[What to work on]:
Copy out each line in the material below that has the word "máquina".

[Supplied information]:
────

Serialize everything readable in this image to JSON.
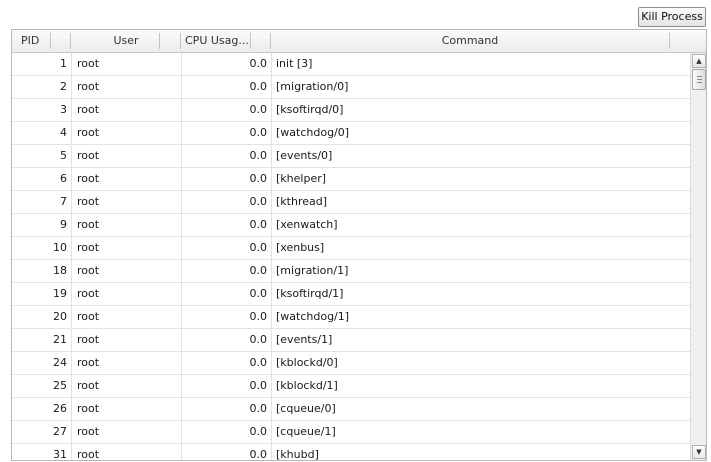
{
  "toolbar": {
    "kill_label": "Kill Process"
  },
  "table": {
    "columns": {
      "pid": "PID",
      "user": "User",
      "cpu": "CPU Usag...",
      "command": "Command"
    },
    "rows": [
      {
        "pid": "1",
        "user": "root",
        "cpu": "0.0",
        "command": "init [3]"
      },
      {
        "pid": "2",
        "user": "root",
        "cpu": "0.0",
        "command": "[migration/0]"
      },
      {
        "pid": "3",
        "user": "root",
        "cpu": "0.0",
        "command": "[ksoftirqd/0]"
      },
      {
        "pid": "4",
        "user": "root",
        "cpu": "0.0",
        "command": "[watchdog/0]"
      },
      {
        "pid": "5",
        "user": "root",
        "cpu": "0.0",
        "command": "[events/0]"
      },
      {
        "pid": "6",
        "user": "root",
        "cpu": "0.0",
        "command": "[khelper]"
      },
      {
        "pid": "7",
        "user": "root",
        "cpu": "0.0",
        "command": "[kthread]"
      },
      {
        "pid": "9",
        "user": "root",
        "cpu": "0.0",
        "command": "[xenwatch]"
      },
      {
        "pid": "10",
        "user": "root",
        "cpu": "0.0",
        "command": "[xenbus]"
      },
      {
        "pid": "18",
        "user": "root",
        "cpu": "0.0",
        "command": "[migration/1]"
      },
      {
        "pid": "19",
        "user": "root",
        "cpu": "0.0",
        "command": "[ksoftirqd/1]"
      },
      {
        "pid": "20",
        "user": "root",
        "cpu": "0.0",
        "command": "[watchdog/1]"
      },
      {
        "pid": "21",
        "user": "root",
        "cpu": "0.0",
        "command": "[events/1]"
      },
      {
        "pid": "24",
        "user": "root",
        "cpu": "0.0",
        "command": "[kblockd/0]"
      },
      {
        "pid": "25",
        "user": "root",
        "cpu": "0.0",
        "command": "[kblockd/1]"
      },
      {
        "pid": "26",
        "user": "root",
        "cpu": "0.0",
        "command": "[cqueue/0]"
      },
      {
        "pid": "27",
        "user": "root",
        "cpu": "0.0",
        "command": "[cqueue/1]"
      },
      {
        "pid": "31",
        "user": "root",
        "cpu": "0.0",
        "command": "[khubd]"
      }
    ]
  },
  "icons": {
    "scroll_up": "arrow-up-icon",
    "scroll_down": "arrow-down-icon"
  }
}
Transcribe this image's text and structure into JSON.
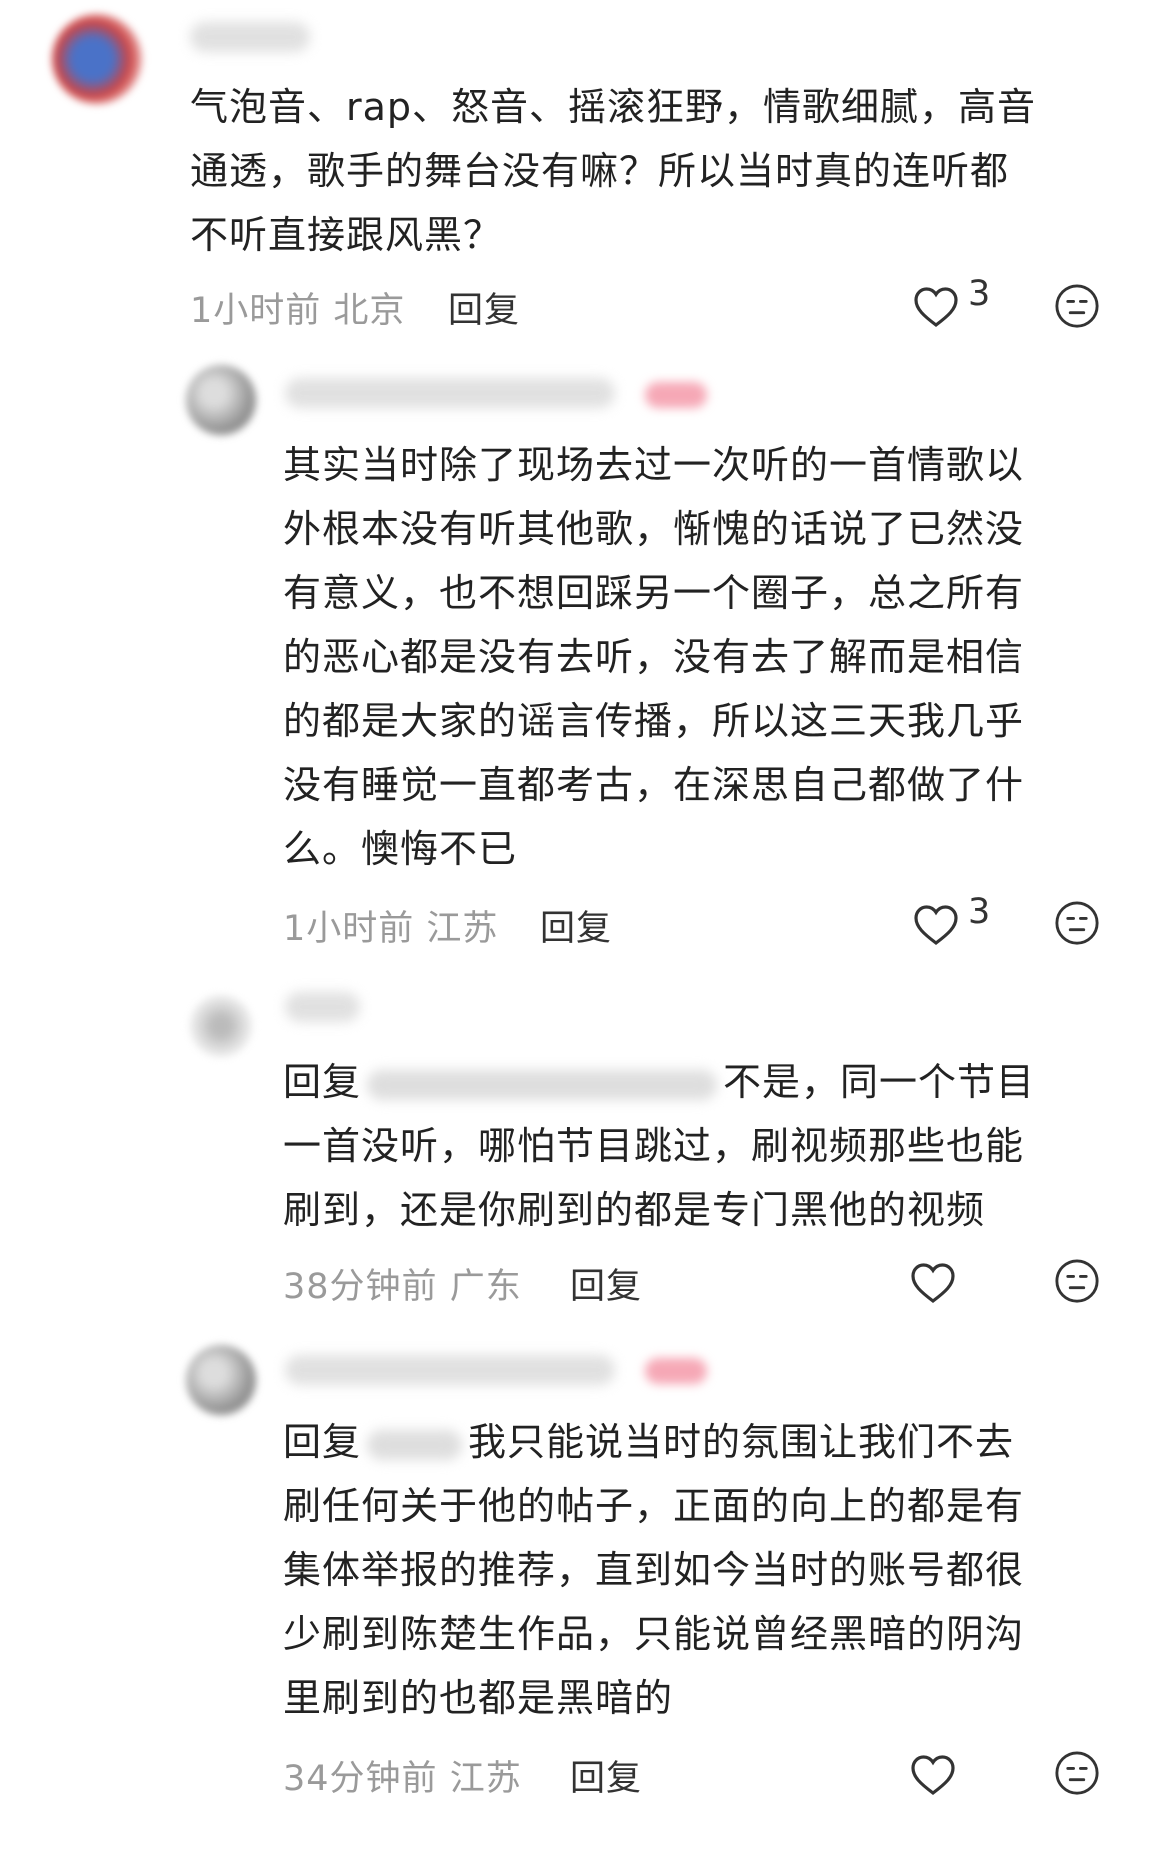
{
  "comments": [
    {
      "text": "气泡音、rap、怒音、摇滚狂野，情歌细腻，高音通透，歌手的舞台没有嘛？所以当时真的连听都不听直接跟风黑？",
      "lines": [
        "气泡音、rap、怒音、摇滚狂野，情歌细腻，高音",
        "通透，歌手的舞台没有嘛？所以当时真的连听都",
        "不听直接跟风黑？"
      ],
      "time": "1小时前",
      "location": "北京",
      "reply_label": "回复",
      "likes": "3"
    },
    {
      "lines": [
        "其实当时除了现场去过一次听的一首情歌以",
        "外根本没有听其他歌，惭愧的话说了已然没",
        "有意义，也不想回踩另一个圈子，总之所有",
        "的恶心都是没有去听，没有去了解而是相信",
        "的都是大家的谣言传播，所以这三天我几乎",
        "没有睡觉一直都考古，在深思自己都做了什",
        "么。懊悔不已"
      ],
      "time": "1小时前",
      "location": "江苏",
      "reply_label": "回复",
      "likes": "3"
    },
    {
      "reply_prefix": "回复",
      "first_line_rest": "不是，同一个节目",
      "lines": [
        "一首没听，哪怕节目跳过，刷视频那些也能",
        "刷到，还是你刷到的都是专门黑他的视频"
      ],
      "time": "38分钟前",
      "location": "广东",
      "reply_label": "回复"
    },
    {
      "reply_prefix": "回复",
      "first_line_rest": "我只能说当时的氛围让我们不去",
      "lines": [
        "刷任何关于他的帖子，正面的向上的都是有",
        "集体举报的推荐，直到如今当时的账号都很",
        "少刷到陈楚生作品，只能说曾经黑暗的阴沟",
        "里刷到的也都是黑暗的"
      ],
      "time": "34分钟前",
      "location": "江苏",
      "reply_label": "回复"
    }
  ],
  "colors": {
    "meta": "#9a9a9a",
    "text": "#222222",
    "tag": "#f6a8b6"
  },
  "icons": {
    "like": "heart-outline-icon",
    "dislike": "neutral-face-icon"
  }
}
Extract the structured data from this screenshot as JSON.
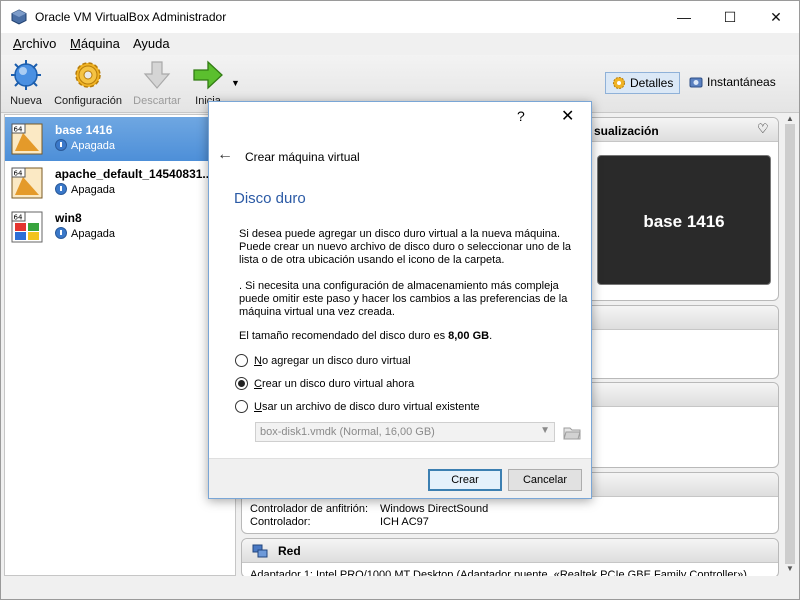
{
  "window": {
    "title": "Oracle VM VirtualBox Administrador",
    "min": "—",
    "max": "☐",
    "close": "✕"
  },
  "menu": [
    {
      "u": "A",
      "rest": "rchivo"
    },
    {
      "u": "M",
      "rest": "áquina"
    },
    {
      "u": "",
      "rest": "Ayuda"
    }
  ],
  "toolbar": {
    "nueva": "Nueva",
    "config": "Configuración",
    "descartar": "Descartar",
    "iniciar": "Inicia",
    "detalles": "Detalles",
    "instantaneas": "Instantáneas"
  },
  "vms": [
    {
      "name": "base 1416",
      "state": "Apagada",
      "badge": "64"
    },
    {
      "name": "apache_default_14540831...",
      "state": "Apagada",
      "badge": "64"
    },
    {
      "name": "win8",
      "state": "Apagada",
      "badge": "64"
    }
  ],
  "details": {
    "preview_header": "sualización",
    "preview_label": "base 1416",
    "audio_rows": [
      {
        "k": "Controlador de anfitrión:",
        "v": "Windows DirectSound"
      },
      {
        "k": "Controlador:",
        "v": "ICH AC97"
      }
    ],
    "red_header": "Red",
    "red_row": "Adaptador 1:   Intel PRO/1000 MT Desktop (Adaptador puente, «Realtek PCIe GBE Family Controller»)"
  },
  "dialog": {
    "help": "?",
    "close": "✕",
    "back": "←",
    "wizard_title": "Crear máquina virtual",
    "page_title": "Disco duro",
    "para1": "Si desea puede agregar un disco duro virtual a la nueva máquina. Puede crear un nuevo archivo de disco duro o seleccionar uno de la lista o de otra ubicación usando el icono de la carpeta.",
    "para2": ". Si necesita una configuración de almacenamiento más compleja puede omitir este paso y hacer los cambios a las preferencias de la máquina virtual una vez creada.",
    "recommended_prefix": "El tamaño recomendado del disco duro es ",
    "recommended_value": "8,00 GB",
    "recommended_suffix": ".",
    "options": [
      {
        "u": "N",
        "rest": "o agregar un disco duro virtual",
        "checked": false
      },
      {
        "u": "C",
        "rest": "rear un disco duro virtual ahora",
        "checked": true
      },
      {
        "u": "U",
        "rest": "sar un archivo de disco duro virtual existente",
        "checked": false
      }
    ],
    "combo_value": "box-disk1.vmdk (Normal, 16,00 GB)",
    "btn_create": "Crear",
    "btn_cancel": "Cancelar"
  }
}
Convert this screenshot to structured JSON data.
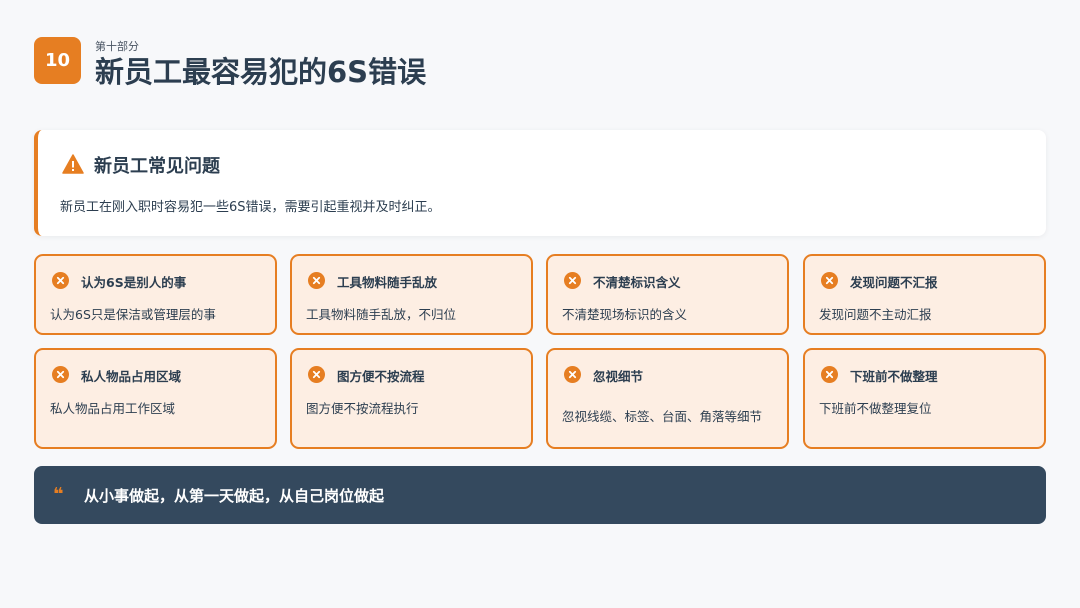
{
  "header": {
    "section_number": "10",
    "section_kicker": "第十部分",
    "title": "新员工最容易犯的6S错误"
  },
  "intro": {
    "icon": "warning-triangle-icon",
    "title": "新员工常见问题",
    "text": "新员工在刚入职时容易犯一些6S错误，需要引起重视并及时纠正。"
  },
  "mistakes": [
    {
      "title": "认为6S是别人的事",
      "desc": "认为6S只是保洁或管理层的事"
    },
    {
      "title": "工具物料随手乱放",
      "desc": "工具物料随手乱放，不归位"
    },
    {
      "title": "不清楚标识含义",
      "desc": "不清楚现场标识的含义"
    },
    {
      "title": "发现问题不汇报",
      "desc": "发现问题不主动汇报"
    },
    {
      "title": "私人物品占用区域",
      "desc": "私人物品占用工作区域"
    },
    {
      "title": "图方便不按流程",
      "desc": "图方便不按流程执行"
    },
    {
      "title": "忽视细节",
      "desc": "忽视线缆、标签、台面、角落等细节"
    },
    {
      "title": "下班前不做整理",
      "desc": "下班前不做整理复位"
    }
  ],
  "quote": {
    "icon": "quote-mark-icon",
    "text": "从小事做起，从第一天做起，从自己岗位做起"
  },
  "colors": {
    "accent": "#e67e22",
    "dark": "#34495e",
    "text": "#2c3e50",
    "card_fill": "#fdeee3"
  }
}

────

[Answer for this exercise]:
    "wizard_title": "Crear máquina virtual",
    "para1": "Si desea puede agregar un disco duro virtual a la nueva máquina. Puede crear un nuevo archivo de disco duro o seleccionar uno de la lista o de otra ubicación usando el icono de la carpeta.",
    "para2": ". Si necesita una configuración de almacenamiento más compleja puede omitir este paso y hacer los cambios a las preferencias de la máquina virtual una vez creada.",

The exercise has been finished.